- **EXTRACTED ENTRIES**
::::::::::

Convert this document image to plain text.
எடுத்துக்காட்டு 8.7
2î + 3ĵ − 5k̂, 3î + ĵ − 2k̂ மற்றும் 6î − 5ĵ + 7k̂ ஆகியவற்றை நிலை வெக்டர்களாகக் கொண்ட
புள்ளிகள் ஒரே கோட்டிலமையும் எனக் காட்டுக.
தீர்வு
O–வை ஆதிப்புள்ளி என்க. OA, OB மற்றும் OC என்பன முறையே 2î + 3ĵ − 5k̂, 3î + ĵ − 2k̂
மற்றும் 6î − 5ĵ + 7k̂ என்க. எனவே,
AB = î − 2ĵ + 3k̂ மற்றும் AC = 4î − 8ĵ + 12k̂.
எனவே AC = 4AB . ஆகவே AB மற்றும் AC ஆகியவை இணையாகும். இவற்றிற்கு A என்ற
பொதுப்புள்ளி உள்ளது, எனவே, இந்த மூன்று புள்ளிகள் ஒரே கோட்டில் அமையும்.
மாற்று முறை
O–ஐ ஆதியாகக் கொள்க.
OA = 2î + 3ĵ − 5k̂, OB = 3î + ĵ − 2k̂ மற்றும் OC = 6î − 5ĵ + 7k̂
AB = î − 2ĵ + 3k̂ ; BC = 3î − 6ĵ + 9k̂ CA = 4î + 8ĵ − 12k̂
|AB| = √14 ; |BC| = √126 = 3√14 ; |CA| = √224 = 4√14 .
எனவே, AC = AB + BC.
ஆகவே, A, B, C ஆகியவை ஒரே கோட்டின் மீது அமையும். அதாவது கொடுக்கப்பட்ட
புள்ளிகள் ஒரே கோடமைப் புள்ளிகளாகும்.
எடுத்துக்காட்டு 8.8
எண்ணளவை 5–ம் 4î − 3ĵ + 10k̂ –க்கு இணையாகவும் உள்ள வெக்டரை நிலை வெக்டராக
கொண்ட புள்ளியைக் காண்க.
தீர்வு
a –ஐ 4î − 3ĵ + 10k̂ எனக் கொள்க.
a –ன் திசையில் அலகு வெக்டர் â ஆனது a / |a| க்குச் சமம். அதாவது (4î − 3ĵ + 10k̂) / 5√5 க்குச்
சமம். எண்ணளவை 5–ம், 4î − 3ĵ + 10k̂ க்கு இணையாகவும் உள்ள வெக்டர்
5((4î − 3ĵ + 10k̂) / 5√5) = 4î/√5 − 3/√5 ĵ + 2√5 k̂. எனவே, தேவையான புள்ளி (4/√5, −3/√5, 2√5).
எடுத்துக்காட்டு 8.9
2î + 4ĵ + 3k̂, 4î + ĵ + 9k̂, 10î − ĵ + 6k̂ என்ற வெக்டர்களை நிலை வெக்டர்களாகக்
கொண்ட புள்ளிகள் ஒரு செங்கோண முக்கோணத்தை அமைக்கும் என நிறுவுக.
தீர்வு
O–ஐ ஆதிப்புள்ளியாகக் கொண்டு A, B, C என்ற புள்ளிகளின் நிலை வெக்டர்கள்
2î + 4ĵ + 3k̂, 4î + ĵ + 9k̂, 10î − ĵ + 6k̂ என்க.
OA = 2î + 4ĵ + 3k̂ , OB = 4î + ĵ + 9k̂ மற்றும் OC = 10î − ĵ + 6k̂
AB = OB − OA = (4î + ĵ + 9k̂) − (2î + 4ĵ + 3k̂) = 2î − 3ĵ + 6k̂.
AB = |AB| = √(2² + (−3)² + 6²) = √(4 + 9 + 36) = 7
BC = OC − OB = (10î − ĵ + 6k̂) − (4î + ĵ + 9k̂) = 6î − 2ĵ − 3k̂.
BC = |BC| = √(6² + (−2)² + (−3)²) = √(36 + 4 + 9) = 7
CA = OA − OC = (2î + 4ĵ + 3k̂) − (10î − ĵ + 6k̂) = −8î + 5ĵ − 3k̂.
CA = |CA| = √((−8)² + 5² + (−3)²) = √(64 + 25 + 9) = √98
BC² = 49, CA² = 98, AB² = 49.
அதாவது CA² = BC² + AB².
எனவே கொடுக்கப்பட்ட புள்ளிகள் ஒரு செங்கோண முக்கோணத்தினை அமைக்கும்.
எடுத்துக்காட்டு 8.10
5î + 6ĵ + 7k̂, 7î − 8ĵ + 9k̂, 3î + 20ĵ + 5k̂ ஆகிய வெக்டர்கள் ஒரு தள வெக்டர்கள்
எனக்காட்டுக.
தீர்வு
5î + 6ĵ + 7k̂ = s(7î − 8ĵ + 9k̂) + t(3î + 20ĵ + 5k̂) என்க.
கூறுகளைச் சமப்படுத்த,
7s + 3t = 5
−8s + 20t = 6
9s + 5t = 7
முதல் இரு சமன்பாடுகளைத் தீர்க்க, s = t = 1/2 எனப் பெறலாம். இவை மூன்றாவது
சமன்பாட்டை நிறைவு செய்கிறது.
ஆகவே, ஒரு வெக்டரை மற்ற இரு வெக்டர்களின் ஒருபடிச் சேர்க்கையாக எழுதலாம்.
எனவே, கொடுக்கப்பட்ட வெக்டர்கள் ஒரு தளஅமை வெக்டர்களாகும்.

::::::::::

- **PROBLEM STATEMENT**
Reproduce all of the records exactly.

- **RIGHT ANSWER**
Convert this document image to plain text.
எடுத்துக்காட்டு 8.7
2î + 3ĵ − 5k̂, 3î + ĵ − 2k̂ மற்றும் 6î − 5ĵ + 7k̂ ஆகியவற்றை நிலை வெக்டர்களாகக் கொண்ட
புள்ளிகள் ஒரே கோட்டிலமையும் எனக் காட்டுக.
தீர்வு
O–வை ஆதிப்புள்ளி என்க. OA, OB மற்றும் OC என்பன முறையே 2î + 3ĵ − 5k̂, 3î + ĵ − 2k̂
மற்றும் 6î − 5ĵ + 7k̂ என்க. எனவே,
AB = î − 2ĵ + 3k̂ மற்றும் AC = 4î − 8ĵ + 12k̂.
எனவே AC = 4AB . ஆகவே AB மற்றும் AC ஆகியவை இணையாகும். இவற்றிற்கு A என்ற
பொதுப்புள்ளி உள்ளது, எனவே, இந்த மூன்று புள்ளிகள் ஒரே கோட்டில் அமையும்.
மாற்று முறை
O–ஐ ஆதியாகக் கொள்க.
OA = 2î + 3ĵ − 5k̂, OB = 3î + ĵ − 2k̂ மற்றும் OC = 6î − 5ĵ + 7k̂
AB = î − 2ĵ + 3k̂ ; BC = 3î − 6ĵ + 9k̂ CA = 4î + 8ĵ − 12k̂
|AB| = √14 ; |BC| = √126 = 3√14 ; |CA| = √224 = 4√14 .
எனவே, AC = AB + BC.
ஆகவே, A, B, C ஆகியவை ஒரே கோட்டின் மீது அமையும். அதாவது கொடுக்கப்பட்ட
புள்ளிகள் ஒரே கோடமைப் புள்ளிகளாகும்.
எடுத்துக்காட்டு 8.8
எண்ணளவை 5–ம் 4î − 3ĵ + 10k̂ –க்கு இணையாகவும் உள்ள வெக்டரை நிலை வெக்டராக
கொண்ட புள்ளியைக் காண்க.
தீர்வு
a –ஐ 4î − 3ĵ + 10k̂ எனக் கொள்க.
a –ன் திசையில் அலகு வெக்டர் â ஆனது a / |a| க்குச் சமம். அதாவது (4î − 3ĵ + 10k̂) / 5√5 க்குச்
சமம். எண்ணளவை 5–ம், 4î − 3ĵ + 10k̂ க்கு இணையாகவும் உள்ள வெக்டர்
5((4î − 3ĵ + 10k̂) / 5√5) = 4î/√5 − 3/√5 ĵ + 2√5 k̂. எனவே, தேவையான புள்ளி (4/√5, −3/√5, 2√5).
எடுத்துக்காட்டு 8.9
2î + 4ĵ + 3k̂, 4î + ĵ + 9k̂, 10î − ĵ + 6k̂ என்ற வெக்டர்களை நிலை வெக்டர்களாகக்
கொண்ட புள்ளிகள் ஒரு செங்கோண முக்கோணத்தை அமைக்கும் என நிறுவுக.
தீர்வு
O–ஐ ஆதிப்புள்ளியாகக் கொண்டு A, B, C என்ற புள்ளிகளின் நிலை வெக்டர்கள்
2î + 4ĵ + 3k̂, 4î + ĵ + 9k̂, 10î − ĵ + 6k̂ என்க.
OA = 2î + 4ĵ + 3k̂ , OB = 4î + ĵ + 9k̂ மற்றும் OC = 10î − ĵ + 6k̂
AB = OB − OA = (4î + ĵ + 9k̂) − (2î + 4ĵ + 3k̂) = 2î − 3ĵ + 6k̂.
AB = |AB| = √(2² + (−3)² + 6²) = √(4 + 9 + 36) = 7
BC = OC − OB = (10î − ĵ + 6k̂) − (4î + ĵ + 9k̂) = 6î − 2ĵ − 3k̂.
BC = |BC| = √(6² + (−2)² + (−3)²) = √(36 + 4 + 9) = 7
CA = OA − OC = (2î + 4ĵ + 3k̂) − (10î − ĵ + 6k̂) = −8î + 5ĵ − 3k̂.
CA = |CA| = √((−8)² + 5² + (−3)²) = √(64 + 25 + 9) = √98
BC² = 49, CA² = 98, AB² = 49.
அதாவது CA² = BC² + AB².
எனவே கொடுக்கப்பட்ட புள்ளிகள் ஒரு செங்கோண முக்கோணத்தினை அமைக்கும்.
எடுத்துக்காட்டு 8.10
5î + 6ĵ + 7k̂, 7î − 8ĵ + 9k̂, 3î + 20ĵ + 5k̂ ஆகிய வெக்டர்கள் ஒரு தள வெக்டர்கள்
எனக்காட்டுக.
தீர்வு
5î + 6ĵ + 7k̂ = s(7î − 8ĵ + 9k̂) + t(3î + 20ĵ + 5k̂) என்க.
கூறுகளைச் சமப்படுத்த,
7s + 3t = 5
−8s + 20t = 6
9s + 5t = 7
முதல் இரு சமன்பாடுகளைத் தீர்க்க, s = t = 1/2 எனப் பெறலாம். இவை மூன்றாவது
சமன்பாட்டை நிறைவு செய்கிறது.
ஆகவே, ஒரு வெக்டரை மற்ற இரு வெக்டர்களின் ஒருபடிச் சேர்க்கையாக எழுதலாம்.
எனவே, கொடுக்கப்பட்ட வெக்டர்கள் ஒரு தளஅமை வெக்டர்களாகும்.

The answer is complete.